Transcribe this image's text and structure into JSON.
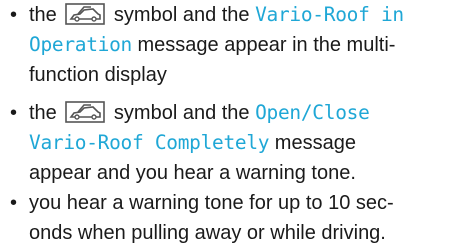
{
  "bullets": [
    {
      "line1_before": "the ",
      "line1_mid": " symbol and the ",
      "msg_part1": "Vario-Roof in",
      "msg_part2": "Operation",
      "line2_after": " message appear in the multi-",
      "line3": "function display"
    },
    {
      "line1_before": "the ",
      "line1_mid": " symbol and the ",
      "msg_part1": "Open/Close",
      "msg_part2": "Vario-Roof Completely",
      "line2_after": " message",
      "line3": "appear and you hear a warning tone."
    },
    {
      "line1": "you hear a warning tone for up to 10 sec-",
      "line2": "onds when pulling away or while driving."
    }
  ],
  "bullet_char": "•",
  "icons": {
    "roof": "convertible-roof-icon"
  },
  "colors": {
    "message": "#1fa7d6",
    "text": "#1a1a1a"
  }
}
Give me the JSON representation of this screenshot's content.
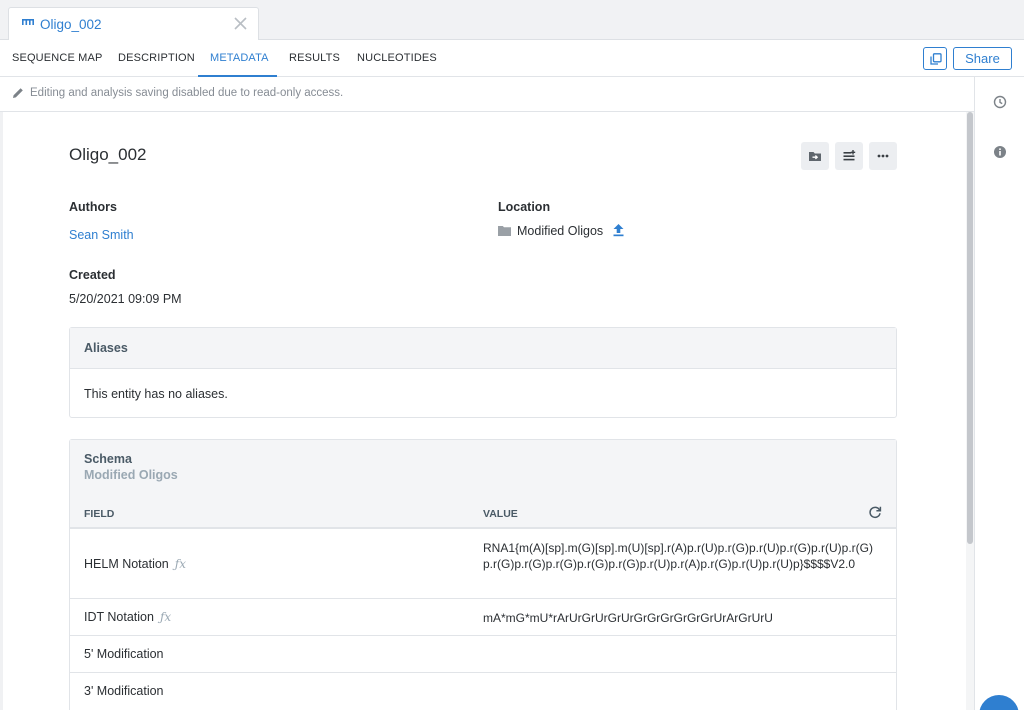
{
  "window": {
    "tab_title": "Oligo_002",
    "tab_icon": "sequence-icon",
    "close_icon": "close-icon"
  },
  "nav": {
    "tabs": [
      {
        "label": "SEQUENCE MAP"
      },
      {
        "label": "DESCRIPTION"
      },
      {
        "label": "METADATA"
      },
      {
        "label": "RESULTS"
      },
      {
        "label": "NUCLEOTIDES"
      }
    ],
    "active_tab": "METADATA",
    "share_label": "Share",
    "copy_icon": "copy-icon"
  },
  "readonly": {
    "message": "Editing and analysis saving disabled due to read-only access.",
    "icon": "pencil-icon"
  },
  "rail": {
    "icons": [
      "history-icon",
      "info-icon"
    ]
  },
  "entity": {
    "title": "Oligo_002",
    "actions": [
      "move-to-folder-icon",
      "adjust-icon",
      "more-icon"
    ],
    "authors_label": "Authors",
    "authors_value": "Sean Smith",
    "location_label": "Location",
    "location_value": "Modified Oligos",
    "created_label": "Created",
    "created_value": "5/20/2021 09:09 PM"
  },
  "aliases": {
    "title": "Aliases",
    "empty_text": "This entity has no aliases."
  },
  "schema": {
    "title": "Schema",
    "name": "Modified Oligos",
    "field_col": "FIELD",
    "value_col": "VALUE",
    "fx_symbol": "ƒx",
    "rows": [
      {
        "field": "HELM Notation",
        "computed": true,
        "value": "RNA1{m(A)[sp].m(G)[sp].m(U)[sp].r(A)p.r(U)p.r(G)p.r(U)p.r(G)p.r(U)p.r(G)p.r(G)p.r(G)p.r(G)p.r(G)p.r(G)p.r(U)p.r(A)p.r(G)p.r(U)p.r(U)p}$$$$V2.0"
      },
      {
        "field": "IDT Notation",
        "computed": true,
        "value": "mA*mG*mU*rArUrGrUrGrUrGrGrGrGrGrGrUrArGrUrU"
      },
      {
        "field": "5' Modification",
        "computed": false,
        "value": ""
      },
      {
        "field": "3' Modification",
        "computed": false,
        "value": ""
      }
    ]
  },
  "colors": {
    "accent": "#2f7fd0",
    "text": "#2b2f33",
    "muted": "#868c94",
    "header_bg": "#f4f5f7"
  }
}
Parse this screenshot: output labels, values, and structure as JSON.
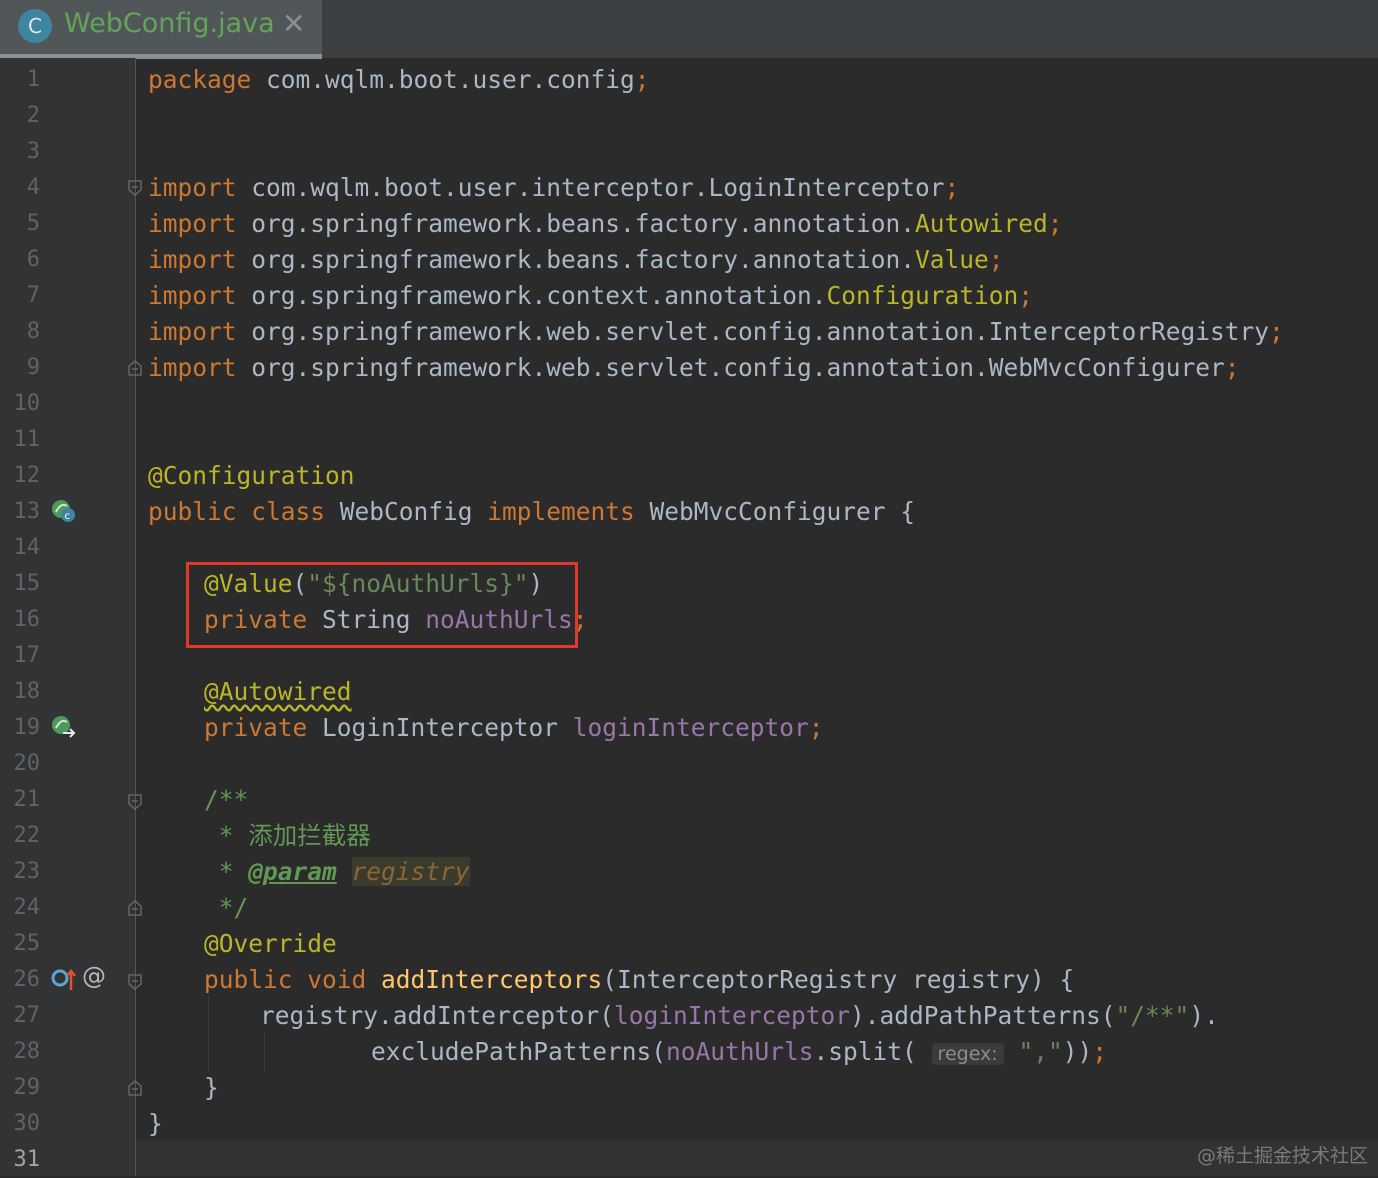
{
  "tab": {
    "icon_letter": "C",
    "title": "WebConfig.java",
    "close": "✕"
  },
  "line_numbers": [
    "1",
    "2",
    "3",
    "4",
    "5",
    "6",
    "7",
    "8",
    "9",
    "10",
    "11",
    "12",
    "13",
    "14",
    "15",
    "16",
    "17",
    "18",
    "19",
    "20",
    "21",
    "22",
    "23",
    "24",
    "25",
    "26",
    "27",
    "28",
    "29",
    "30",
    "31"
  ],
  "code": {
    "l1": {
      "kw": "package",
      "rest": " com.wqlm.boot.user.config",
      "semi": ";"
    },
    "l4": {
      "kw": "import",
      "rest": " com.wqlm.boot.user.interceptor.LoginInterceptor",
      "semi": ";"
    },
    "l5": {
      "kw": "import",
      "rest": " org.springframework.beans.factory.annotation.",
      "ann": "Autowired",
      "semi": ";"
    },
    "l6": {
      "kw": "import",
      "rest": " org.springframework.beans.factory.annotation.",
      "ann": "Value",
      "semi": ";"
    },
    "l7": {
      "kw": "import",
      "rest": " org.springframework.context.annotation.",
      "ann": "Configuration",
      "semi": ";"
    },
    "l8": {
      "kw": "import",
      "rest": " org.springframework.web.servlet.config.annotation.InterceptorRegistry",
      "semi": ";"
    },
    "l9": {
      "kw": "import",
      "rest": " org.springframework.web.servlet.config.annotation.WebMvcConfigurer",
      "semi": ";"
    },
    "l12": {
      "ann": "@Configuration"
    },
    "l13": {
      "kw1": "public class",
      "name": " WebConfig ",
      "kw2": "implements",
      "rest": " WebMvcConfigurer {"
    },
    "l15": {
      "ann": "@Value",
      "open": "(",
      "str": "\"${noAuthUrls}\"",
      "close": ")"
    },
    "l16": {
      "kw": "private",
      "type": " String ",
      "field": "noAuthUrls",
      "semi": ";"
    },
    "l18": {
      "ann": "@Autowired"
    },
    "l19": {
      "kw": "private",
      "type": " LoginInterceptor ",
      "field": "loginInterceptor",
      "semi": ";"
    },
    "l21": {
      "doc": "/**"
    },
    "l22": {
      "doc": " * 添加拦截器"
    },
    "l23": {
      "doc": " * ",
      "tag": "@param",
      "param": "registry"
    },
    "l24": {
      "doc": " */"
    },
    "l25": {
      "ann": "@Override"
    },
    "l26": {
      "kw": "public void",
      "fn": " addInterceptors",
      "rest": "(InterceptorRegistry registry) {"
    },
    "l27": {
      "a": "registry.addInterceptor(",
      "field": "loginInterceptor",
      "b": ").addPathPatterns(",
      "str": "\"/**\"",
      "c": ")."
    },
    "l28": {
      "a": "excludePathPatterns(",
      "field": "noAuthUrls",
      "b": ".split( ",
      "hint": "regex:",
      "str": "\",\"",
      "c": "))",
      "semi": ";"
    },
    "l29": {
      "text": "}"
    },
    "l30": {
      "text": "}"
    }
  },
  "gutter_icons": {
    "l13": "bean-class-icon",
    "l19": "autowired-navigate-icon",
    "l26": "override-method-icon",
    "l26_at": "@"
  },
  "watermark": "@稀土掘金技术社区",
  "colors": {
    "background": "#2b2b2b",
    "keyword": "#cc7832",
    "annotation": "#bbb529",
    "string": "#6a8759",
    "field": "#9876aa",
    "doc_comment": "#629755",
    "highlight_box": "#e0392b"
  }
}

^^^^^^^^

- [What needs to be done]:
Pictures in the data above should not be copied; transcribe everything else exactly.

- [Task result]:
Transcribe this image's text and structure into JSON.
{
  "bullets": [
    {
      "line1_before": "the ",
      "line1_mid": " symbol and the ",
      "msg_part1": "Vario-Roof in",
      "msg_part2": "Operation",
      "line2_after": " message appear in the multi-",
      "line3": "function display"
    },
    {
      "line1_before": "the ",
      "line1_mid": " symbol and the ",
      "msg_part1": "Open/Close",
      "msg_part2": "Vario-Roof Completely",
      "line2_after": " message",
      "line3": "appear and you hear a warning tone."
    },
    {
      "line1": "you hear a warning tone for up to 10 sec-",
      "line2": "onds when pulling away or while driving."
    }
  ],
  "bullet_char": "•",
  "icons": {
    "roof": "convertible-roof-icon"
  },
  "colors": {
    "message": "#1fa7d6",
    "text": "#1a1a1a"
  }
}
Give me the JSON representation of this screenshot's content.
{
  "window": {
    "tab_title": "Oligo_002",
    "tab_icon": "sequence-icon",
    "close_icon": "close-icon"
  },
  "nav": {
    "tabs": [
      {
        "label": "SEQUENCE MAP"
      },
      {
        "label": "DESCRIPTION"
      },
      {
        "label": "METADATA"
      },
      {
        "label": "RESULTS"
      },
      {
        "label": "NUCLEOTIDES"
      }
    ],
    "active_tab": "METADATA",
    "share_label": "Share",
    "copy_icon": "copy-icon"
  },
  "readonly": {
    "message": "Editing and analysis saving disabled due to read-only access.",
    "icon": "pencil-icon"
  },
  "rail": {
    "icons": [
      "history-icon",
      "info-icon"
    ]
  },
  "entity": {
    "title": "Oligo_002",
    "actions": [
      "move-to-folder-icon",
      "adjust-icon",
      "more-icon"
    ],
    "authors_label": "Authors",
    "authors_value": "Sean Smith",
    "location_label": "Location",
    "location_value": "Modified Oligos",
    "created_label": "Created",
    "created_value": "5/20/2021 09:09 PM"
  },
  "aliases": {
    "title": "Aliases",
    "empty_text": "This entity has no aliases."
  },
  "schema": {
    "title": "Schema",
    "name": "Modified Oligos",
    "field_col": "FIELD",
    "value_col": "VALUE",
    "fx_symbol": "ƒx",
    "rows": [
      {
        "field": "HELM Notation",
        "computed": true,
        "value": "RNA1{m(A)[sp].m(G)[sp].m(U)[sp].r(A)p.r(U)p.r(G)p.r(U)p.r(G)p.r(U)p.r(G)p.r(G)p.r(G)p.r(G)p.r(G)p.r(G)p.r(U)p.r(A)p.r(G)p.r(U)p.r(U)p}$$$$V2.0"
      },
      {
        "field": "IDT Notation",
        "computed": true,
        "value": "mA*mG*mU*rArUrGrUrGrUrGrGrGrGrGrGrUrArGrUrU"
      },
      {
        "field": "5' Modification",
        "computed": false,
        "value": ""
      },
      {
        "field": "3' Modification",
        "computed": false,
        "value": ""
      }
    ]
  },
  "colors": {
    "accent": "#2f7fd0",
    "text": "#2b2f33",
    "muted": "#868c94",
    "header_bg": "#f4f5f7"
  }
}
Parse this screenshot: output labels, values, and structure as JSON.
{
  "tab": {
    "icon_letter": "C",
    "title": "WebConfig.java",
    "close": "✕"
  },
  "line_numbers": [
    "1",
    "2",
    "3",
    "4",
    "5",
    "6",
    "7",
    "8",
    "9",
    "10",
    "11",
    "12",
    "13",
    "14",
    "15",
    "16",
    "17",
    "18",
    "19",
    "20",
    "21",
    "22",
    "23",
    "24",
    "25",
    "26",
    "27",
    "28",
    "29",
    "30",
    "31"
  ],
  "code": {
    "l1": {
      "kw": "package",
      "rest": " com.wqlm.boot.user.config",
      "semi": ";"
    },
    "l4": {
      "kw": "import",
      "rest": " com.wqlm.boot.user.interceptor.LoginInterceptor",
      "semi": ";"
    },
    "l5": {
      "kw": "import",
      "rest": " org.springframework.beans.factory.annotation.",
      "ann": "Autowired",
      "semi": ";"
    },
    "l6": {
      "kw": "import",
      "rest": " org.springframework.beans.factory.annotation.",
      "ann": "Value",
      "semi": ";"
    },
    "l7": {
      "kw": "import",
      "rest": " org.springframework.context.annotation.",
      "ann": "Configuration",
      "semi": ";"
    },
    "l8": {
      "kw": "import",
      "rest": " org.springframework.web.servlet.config.annotation.InterceptorRegistry",
      "semi": ";"
    },
    "l9": {
      "kw": "import",
      "rest": " org.springframework.web.servlet.config.annotation.WebMvcConfigurer",
      "semi": ";"
    },
    "l12": {
      "ann": "@Configuration"
    },
    "l13": {
      "kw1": "public class",
      "name": " WebConfig ",
      "kw2": "implements",
      "rest": " WebMvcConfigurer {"
    },
    "l15": {
      "ann": "@Value",
      "open": "(",
      "str": "\"${noAuthUrls}\"",
      "close": ")"
    },
    "l16": {
      "kw": "private",
      "type": " String ",
      "field": "noAuthUrls",
      "semi": ";"
    },
    "l18": {
      "ann": "@Autowired"
    },
    "l19": {
      "kw": "private",
      "type": " LoginInterceptor ",
      "field": "loginInterceptor",
      "semi": ";"
    },
    "l21": {
      "doc": "/**"
    },
    "l22": {
      "doc": " * 添加拦截器"
    },
    "l23": {
      "doc": " * ",
      "tag": "@param",
      "param": "registry"
    },
    "l24": {
      "doc": " */"
    },
    "l25": {
      "ann": "@Override"
    },
    "l26": {
      "kw": "public void",
      "fn": " addInterceptors",
      "rest": "(InterceptorRegistry registry) {"
    },
    "l27": {
      "a": "registry.addInterceptor(",
      "field": "loginInterceptor",
      "b": ").addPathPatterns(",
      "str": "\"/**\"",
      "c": ")."
    },
    "l28": {
      "a": "excludePathPatterns(",
      "field": "noAuthUrls",
      "b": ".split( ",
      "hint": "regex:",
      "str": "\",\"",
      "c": "))",
      "semi": ";"
    },
    "l29": {
      "text": "}"
    },
    "l30": {
      "text": "}"
    }
  },
  "gutter_icons": {
    "l13": "bean-class-icon",
    "l19": "autowired-navigate-icon",
    "l26": "override-method-icon",
    "l26_at": "@"
  },
  "watermark": "@稀土掘金技术社区",
  "colors": {
    "background": "#2b2b2b",
    "keyword": "#cc7832",
    "annotation": "#bbb529",
    "string": "#6a8759",
    "field": "#9876aa",
    "doc_comment": "#629755",
    "highlight_box": "#e0392b"
  }
}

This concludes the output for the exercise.